### Exercise
Images excluded, repeat each entry below exactly.
(begin)
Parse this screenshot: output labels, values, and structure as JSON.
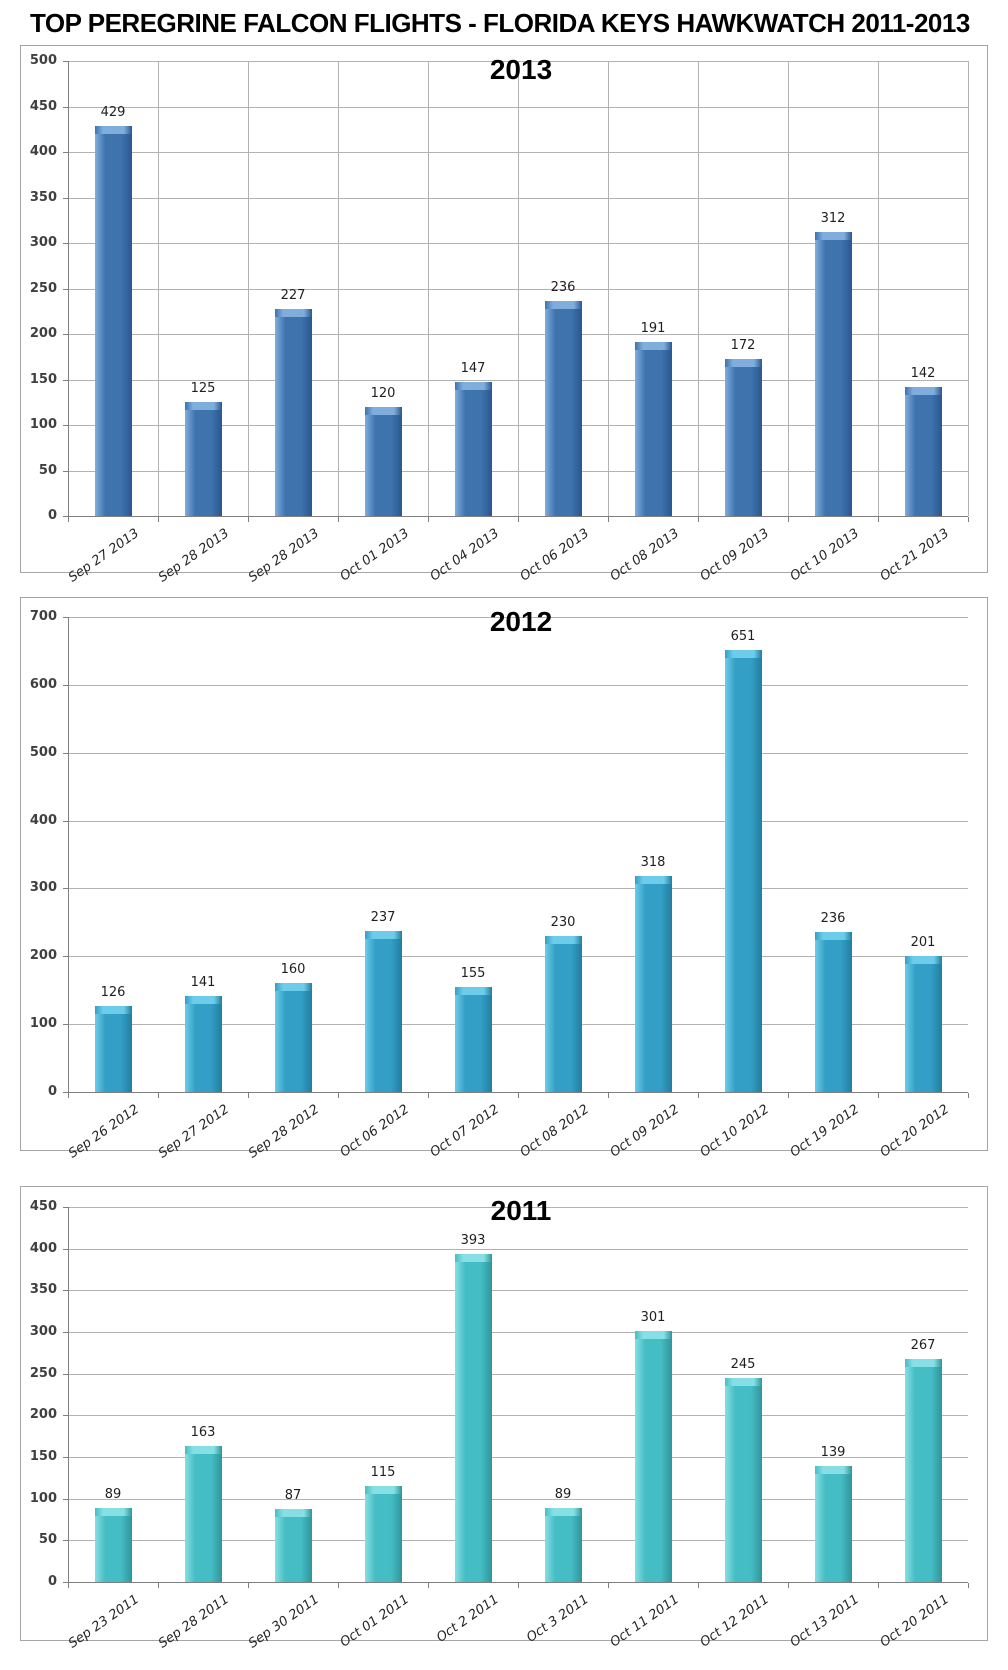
{
  "page_title": "TOP PEREGRINE FALCON FLIGHTS - FLORIDA KEYS HAWKWATCH 2011-2013",
  "chart_data": [
    {
      "type": "bar",
      "title": "2013",
      "categories": [
        "Sep 27 2013",
        "Sep 28 2013",
        "Sep 28 2013",
        "Oct 01 2013",
        "Oct 04 2013",
        "Oct 06 2013",
        "Oct 08 2013",
        "Oct 09 2013",
        "Oct 10 2013",
        "Oct 21 2013"
      ],
      "values": [
        429,
        125,
        227,
        120,
        147,
        236,
        191,
        172,
        312,
        142
      ],
      "xlabel": "",
      "ylabel": "",
      "ylim": [
        0,
        500
      ],
      "ytick_step": 50,
      "legend": "none",
      "grid": {
        "horizontal": true,
        "vertical": true
      },
      "bar_color": "#3E73AE",
      "bar_color_light": "#7FAEDD",
      "bar_color_dark": "#2B578F"
    },
    {
      "type": "bar",
      "title": "2012",
      "categories": [
        "Sep 26 2012",
        "Sep 27 2012",
        "Sep 28 2012",
        "Oct 06 2012",
        "Oct 07 2012",
        "Oct 08 2012",
        "Oct 09 2012",
        "Oct 10 2012",
        "Oct 19 2012",
        "Oct 20 2012"
      ],
      "values": [
        126,
        141,
        160,
        237,
        155,
        230,
        318,
        651,
        236,
        201
      ],
      "xlabel": "",
      "ylabel": "",
      "ylim": [
        0,
        700
      ],
      "ytick_step": 100,
      "legend": "none",
      "grid": {
        "horizontal": true,
        "vertical": false
      },
      "bar_color": "#339FC6",
      "bar_color_light": "#6CCCE9",
      "bar_color_dark": "#217E9E"
    },
    {
      "type": "bar",
      "title": "2011",
      "categories": [
        "Sep 23 2011",
        "Sep 28 2011",
        "Sep 30 2011",
        "Oct 01 2011",
        "Oct 2 2011",
        "Oct 3 2011",
        "Oct 11 2011",
        "Oct 12 2011",
        "Oct 13 2011",
        "Oct 20 2011"
      ],
      "values": [
        89,
        163,
        87,
        115,
        393,
        89,
        301,
        245,
        139,
        267
      ],
      "xlabel": "",
      "ylabel": "",
      "ylim": [
        0,
        450
      ],
      "ytick_step": 50,
      "legend": "none",
      "grid": {
        "horizontal": true,
        "vertical": false
      },
      "bar_color": "#45BDC4",
      "bar_color_light": "#85DFE4",
      "bar_color_dark": "#2F959C"
    }
  ]
}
(end)
### The reply
Parse this screenshot: output labels, values, and structure as JSON.
{
  "page_title": "TOP PEREGRINE FALCON FLIGHTS - FLORIDA KEYS HAWKWATCH 2011-2013",
  "chart_data": [
    {
      "type": "bar",
      "title": "2013",
      "categories": [
        "Sep 27 2013",
        "Sep 28 2013",
        "Sep 28 2013",
        "Oct 01 2013",
        "Oct 04 2013",
        "Oct 06 2013",
        "Oct 08 2013",
        "Oct 09 2013",
        "Oct 10 2013",
        "Oct 21 2013"
      ],
      "values": [
        429,
        125,
        227,
        120,
        147,
        236,
        191,
        172,
        312,
        142
      ],
      "xlabel": "",
      "ylabel": "",
      "ylim": [
        0,
        500
      ],
      "ytick_step": 50,
      "legend": "none",
      "grid": {
        "horizontal": true,
        "vertical": true
      },
      "bar_color": "#3E73AE",
      "bar_color_light": "#7FAEDD",
      "bar_color_dark": "#2B578F"
    },
    {
      "type": "bar",
      "title": "2012",
      "categories": [
        "Sep 26 2012",
        "Sep 27 2012",
        "Sep 28 2012",
        "Oct 06 2012",
        "Oct 07 2012",
        "Oct 08 2012",
        "Oct 09 2012",
        "Oct 10 2012",
        "Oct 19 2012",
        "Oct 20 2012"
      ],
      "values": [
        126,
        141,
        160,
        237,
        155,
        230,
        318,
        651,
        236,
        201
      ],
      "xlabel": "",
      "ylabel": "",
      "ylim": [
        0,
        700
      ],
      "ytick_step": 100,
      "legend": "none",
      "grid": {
        "horizontal": true,
        "vertical": false
      },
      "bar_color": "#339FC6",
      "bar_color_light": "#6CCCE9",
      "bar_color_dark": "#217E9E"
    },
    {
      "type": "bar",
      "title": "2011",
      "categories": [
        "Sep 23 2011",
        "Sep 28 2011",
        "Sep 30 2011",
        "Oct 01 2011",
        "Oct 2 2011",
        "Oct 3 2011",
        "Oct 11 2011",
        "Oct 12 2011",
        "Oct 13 2011",
        "Oct 20 2011"
      ],
      "values": [
        89,
        163,
        87,
        115,
        393,
        89,
        301,
        245,
        139,
        267
      ],
      "xlabel": "",
      "ylabel": "",
      "ylim": [
        0,
        450
      ],
      "ytick_step": 50,
      "legend": "none",
      "grid": {
        "horizontal": true,
        "vertical": false
      },
      "bar_color": "#45BDC4",
      "bar_color_light": "#85DFE4",
      "bar_color_dark": "#2F959C"
    }
  ]
}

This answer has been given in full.